Prompt:
Copy out every one of the rows below word for word, with no line changed, dropped, or reordered.

Given entries:
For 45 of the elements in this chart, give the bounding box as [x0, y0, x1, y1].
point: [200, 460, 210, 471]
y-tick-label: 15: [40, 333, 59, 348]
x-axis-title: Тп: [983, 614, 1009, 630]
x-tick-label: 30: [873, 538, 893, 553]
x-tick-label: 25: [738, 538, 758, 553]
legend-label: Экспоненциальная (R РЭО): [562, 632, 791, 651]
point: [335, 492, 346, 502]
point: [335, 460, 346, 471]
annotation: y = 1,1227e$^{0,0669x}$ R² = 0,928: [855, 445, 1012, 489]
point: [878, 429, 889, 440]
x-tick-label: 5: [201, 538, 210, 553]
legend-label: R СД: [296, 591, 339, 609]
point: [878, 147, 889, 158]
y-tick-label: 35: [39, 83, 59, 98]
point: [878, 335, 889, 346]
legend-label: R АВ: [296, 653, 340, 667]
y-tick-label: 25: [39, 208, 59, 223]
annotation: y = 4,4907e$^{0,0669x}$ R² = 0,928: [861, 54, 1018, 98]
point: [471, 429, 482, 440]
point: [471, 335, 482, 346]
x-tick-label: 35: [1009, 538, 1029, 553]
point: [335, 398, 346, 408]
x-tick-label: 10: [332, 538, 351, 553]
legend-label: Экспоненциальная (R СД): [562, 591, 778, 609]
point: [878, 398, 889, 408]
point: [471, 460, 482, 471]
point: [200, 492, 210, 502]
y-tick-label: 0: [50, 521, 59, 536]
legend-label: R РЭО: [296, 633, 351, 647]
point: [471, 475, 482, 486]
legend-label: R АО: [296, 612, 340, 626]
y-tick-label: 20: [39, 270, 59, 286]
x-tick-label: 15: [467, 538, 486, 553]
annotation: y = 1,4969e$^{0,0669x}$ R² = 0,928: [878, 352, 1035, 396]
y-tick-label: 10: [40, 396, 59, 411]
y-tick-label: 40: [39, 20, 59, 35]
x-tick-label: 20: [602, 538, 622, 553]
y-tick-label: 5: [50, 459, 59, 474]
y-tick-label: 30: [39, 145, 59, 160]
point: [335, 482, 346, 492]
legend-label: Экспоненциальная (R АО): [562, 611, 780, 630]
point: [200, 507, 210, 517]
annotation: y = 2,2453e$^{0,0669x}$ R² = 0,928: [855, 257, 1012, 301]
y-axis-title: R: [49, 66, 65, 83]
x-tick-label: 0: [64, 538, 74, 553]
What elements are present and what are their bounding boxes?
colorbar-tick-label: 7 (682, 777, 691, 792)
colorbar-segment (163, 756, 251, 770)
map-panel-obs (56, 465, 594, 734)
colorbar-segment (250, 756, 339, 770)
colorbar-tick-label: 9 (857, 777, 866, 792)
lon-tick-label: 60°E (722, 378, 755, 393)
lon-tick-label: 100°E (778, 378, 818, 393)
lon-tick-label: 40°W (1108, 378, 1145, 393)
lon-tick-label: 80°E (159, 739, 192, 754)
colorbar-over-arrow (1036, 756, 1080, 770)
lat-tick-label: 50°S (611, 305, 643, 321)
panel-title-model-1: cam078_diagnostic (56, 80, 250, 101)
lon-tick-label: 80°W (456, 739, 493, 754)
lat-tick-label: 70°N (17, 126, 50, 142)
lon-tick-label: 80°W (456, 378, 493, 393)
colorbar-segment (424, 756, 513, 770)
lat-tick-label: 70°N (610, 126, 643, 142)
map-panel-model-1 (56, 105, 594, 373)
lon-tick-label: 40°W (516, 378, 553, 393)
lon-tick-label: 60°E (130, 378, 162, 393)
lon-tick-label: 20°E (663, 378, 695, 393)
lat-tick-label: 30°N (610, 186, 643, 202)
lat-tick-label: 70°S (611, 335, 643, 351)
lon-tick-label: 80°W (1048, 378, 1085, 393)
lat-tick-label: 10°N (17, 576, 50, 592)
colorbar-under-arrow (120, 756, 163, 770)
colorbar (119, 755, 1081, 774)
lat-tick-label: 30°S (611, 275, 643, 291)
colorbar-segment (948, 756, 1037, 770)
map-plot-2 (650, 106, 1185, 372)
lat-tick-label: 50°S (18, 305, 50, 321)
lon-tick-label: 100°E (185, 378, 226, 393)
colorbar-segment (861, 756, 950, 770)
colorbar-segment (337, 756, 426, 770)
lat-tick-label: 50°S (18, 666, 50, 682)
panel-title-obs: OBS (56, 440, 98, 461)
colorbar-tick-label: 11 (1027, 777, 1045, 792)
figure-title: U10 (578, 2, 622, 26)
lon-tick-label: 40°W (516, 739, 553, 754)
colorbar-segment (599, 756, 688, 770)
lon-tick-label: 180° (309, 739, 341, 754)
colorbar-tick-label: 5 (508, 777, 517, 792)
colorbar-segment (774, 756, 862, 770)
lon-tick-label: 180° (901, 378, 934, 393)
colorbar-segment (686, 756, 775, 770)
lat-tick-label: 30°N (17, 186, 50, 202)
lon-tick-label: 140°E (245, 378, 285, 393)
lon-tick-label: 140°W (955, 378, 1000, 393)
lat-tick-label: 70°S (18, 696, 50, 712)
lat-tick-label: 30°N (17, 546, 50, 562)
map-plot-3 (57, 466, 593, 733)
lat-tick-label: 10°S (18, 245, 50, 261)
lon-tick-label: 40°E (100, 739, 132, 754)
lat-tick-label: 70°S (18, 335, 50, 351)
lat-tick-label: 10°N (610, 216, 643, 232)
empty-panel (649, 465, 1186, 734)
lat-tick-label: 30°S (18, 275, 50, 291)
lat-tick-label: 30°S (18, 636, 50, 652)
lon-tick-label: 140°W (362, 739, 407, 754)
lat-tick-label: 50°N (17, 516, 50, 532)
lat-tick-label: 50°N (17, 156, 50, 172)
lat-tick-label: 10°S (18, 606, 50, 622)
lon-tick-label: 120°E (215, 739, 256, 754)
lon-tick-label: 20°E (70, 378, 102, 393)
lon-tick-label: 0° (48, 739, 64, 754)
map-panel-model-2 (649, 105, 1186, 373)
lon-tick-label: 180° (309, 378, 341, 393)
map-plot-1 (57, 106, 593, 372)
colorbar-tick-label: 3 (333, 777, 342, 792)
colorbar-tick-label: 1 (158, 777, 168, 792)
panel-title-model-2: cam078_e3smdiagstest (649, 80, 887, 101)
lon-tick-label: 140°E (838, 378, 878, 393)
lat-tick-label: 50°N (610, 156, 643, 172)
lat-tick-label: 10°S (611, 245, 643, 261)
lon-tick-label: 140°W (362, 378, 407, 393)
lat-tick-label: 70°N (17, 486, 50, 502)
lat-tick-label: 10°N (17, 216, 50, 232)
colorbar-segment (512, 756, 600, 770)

Response to the task:
For 45 of the elements in this chart, give the bounding box as [x0, y0, x1, y1].
point: [200, 460, 210, 471]
y-tick-label: 15: [40, 333, 59, 348]
x-axis-title: Тп: [983, 614, 1009, 630]
x-tick-label: 30: [873, 538, 893, 553]
x-tick-label: 25: [738, 538, 758, 553]
legend-label: Экспоненциальная (R РЭО): [562, 632, 791, 651]
point: [335, 492, 346, 502]
point: [335, 460, 346, 471]
annotation: y = 1,1227e$^{0,0669x}$ R² = 0,928: [855, 445, 1012, 489]
point: [878, 429, 889, 440]
x-tick-label: 5: [201, 538, 210, 553]
legend-label: R СД: [296, 591, 339, 609]
point: [878, 147, 889, 158]
y-tick-label: 35: [39, 83, 59, 98]
point: [878, 335, 889, 346]
legend-label: R АВ: [296, 653, 340, 667]
y-tick-label: 25: [39, 208, 59, 223]
annotation: y = 4,4907e$^{0,0669x}$ R² = 0,928: [861, 54, 1018, 98]
point: [471, 429, 482, 440]
point: [471, 335, 482, 346]
x-tick-label: 35: [1009, 538, 1029, 553]
point: [335, 398, 346, 408]
x-tick-label: 10: [332, 538, 351, 553]
legend-label: Экспоненциальная (R СД): [562, 591, 778, 609]
point: [878, 398, 889, 408]
point: [471, 460, 482, 471]
point: [200, 492, 210, 502]
y-tick-label: 0: [50, 521, 59, 536]
legend-label: R РЭО: [296, 633, 351, 647]
point: [471, 475, 482, 486]
legend-label: R АО: [296, 612, 340, 626]
y-tick-label: 20: [39, 270, 59, 286]
x-tick-label: 15: [467, 538, 486, 553]
annotation: y = 1,4969e$^{0,0669x}$ R² = 0,928: [878, 352, 1035, 396]
y-tick-label: 10: [40, 396, 59, 411]
y-tick-label: 40: [39, 20, 59, 35]
x-tick-label: 20: [602, 538, 622, 553]
y-tick-label: 5: [50, 459, 59, 474]
y-tick-label: 30: [39, 145, 59, 160]
point: [335, 482, 346, 492]
legend-label: Экспоненциальная (R АО): [562, 611, 780, 630]
point: [200, 507, 210, 517]
annotation: y = 2,2453e$^{0,0669x}$ R² = 0,928: [855, 257, 1012, 301]
y-axis-title: R: [49, 66, 65, 83]
x-tick-label: 0: [64, 538, 74, 553]
What elements are present and what are their bounding boxes?
colorbar-tick-label: 7 (682, 777, 691, 792)
colorbar-segment (163, 756, 251, 770)
map-panel-obs (56, 465, 594, 734)
colorbar-segment (250, 756, 339, 770)
colorbar-tick-label: 9 (857, 777, 866, 792)
lon-tick-label: 60°E (722, 378, 755, 393)
lon-tick-label: 100°E (778, 378, 818, 393)
lon-tick-label: 40°W (1108, 378, 1145, 393)
lon-tick-label: 80°E (159, 739, 192, 754)
colorbar-over-arrow (1036, 756, 1080, 770)
lat-tick-label: 50°S (611, 305, 643, 321)
panel-title-model-1: cam078_diagnostic (56, 80, 250, 101)
lon-tick-label: 80°W (456, 739, 493, 754)
lat-tick-label: 70°N (17, 126, 50, 142)
lon-tick-label: 80°W (456, 378, 493, 393)
colorbar-segment (424, 756, 513, 770)
lat-tick-label: 70°N (610, 126, 643, 142)
map-panel-model-1 (56, 105, 594, 373)
lon-tick-label: 40°W (516, 378, 553, 393)
lon-tick-label: 60°E (130, 378, 162, 393)
lon-tick-label: 20°E (663, 378, 695, 393)
lat-tick-label: 30°N (610, 186, 643, 202)
lat-tick-label: 70°S (611, 335, 643, 351)
lon-tick-label: 80°W (1048, 378, 1085, 393)
lat-tick-label: 10°N (17, 576, 50, 592)
colorbar-under-arrow (120, 756, 163, 770)
colorbar (119, 755, 1081, 774)
lat-tick-label: 30°S (611, 275, 643, 291)
colorbar-segment (948, 756, 1037, 770)
map-plot-2 (650, 106, 1185, 372)
lat-tick-label: 50°S (18, 305, 50, 321)
lon-tick-label: 100°E (185, 378, 226, 393)
colorbar-segment (861, 756, 950, 770)
colorbar-segment (337, 756, 426, 770)
lat-tick-label: 50°S (18, 666, 50, 682)
panel-title-obs: OBS (56, 440, 98, 461)
colorbar-tick-label: 11 (1027, 777, 1045, 792)
figure-title: U10 (578, 2, 622, 26)
lon-tick-label: 40°W (516, 739, 553, 754)
colorbar-segment (599, 756, 688, 770)
lon-tick-label: 180° (309, 739, 341, 754)
colorbar-tick-label: 5 (508, 777, 517, 792)
colorbar-segment (774, 756, 862, 770)
lon-tick-label: 180° (901, 378, 934, 393)
colorbar-segment (686, 756, 775, 770)
lat-tick-label: 30°N (17, 186, 50, 202)
lon-tick-label: 140°E (245, 378, 285, 393)
lon-tick-label: 140°W (955, 378, 1000, 393)
lat-tick-label: 70°S (18, 696, 50, 712)
lat-tick-label: 30°N (17, 546, 50, 562)
map-plot-3 (57, 466, 593, 733)
lat-tick-label: 10°S (18, 245, 50, 261)
lon-tick-label: 40°E (100, 739, 132, 754)
lat-tick-label: 70°S (18, 335, 50, 351)
lat-tick-label: 10°N (610, 216, 643, 232)
empty-panel (649, 465, 1186, 734)
lat-tick-label: 30°S (18, 275, 50, 291)
lat-tick-label: 30°S (18, 636, 50, 652)
lon-tick-label: 140°W (362, 739, 407, 754)
lat-tick-label: 50°N (17, 516, 50, 532)
lat-tick-label: 50°N (17, 156, 50, 172)
lat-tick-label: 10°S (18, 606, 50, 622)
lon-tick-label: 120°E (215, 739, 256, 754)
lon-tick-label: 20°E (70, 378, 102, 393)
lon-tick-label: 0° (48, 739, 64, 754)
map-panel-model-2 (649, 105, 1186, 373)
lon-tick-label: 180° (309, 378, 341, 393)
map-plot-1 (57, 106, 593, 372)
colorbar-tick-label: 3 (333, 777, 342, 792)
colorbar-tick-label: 1 (158, 777, 168, 792)
panel-title-model-2: cam078_e3smdiagstest (649, 80, 887, 101)
lon-tick-label: 140°E (838, 378, 878, 393)
lat-tick-label: 50°N (610, 156, 643, 172)
lat-tick-label: 10°S (611, 245, 643, 261)
lon-tick-label: 140°W (362, 378, 407, 393)
lat-tick-label: 70°N (17, 486, 50, 502)
lat-tick-label: 10°N (17, 216, 50, 232)
colorbar-segment (512, 756, 600, 770)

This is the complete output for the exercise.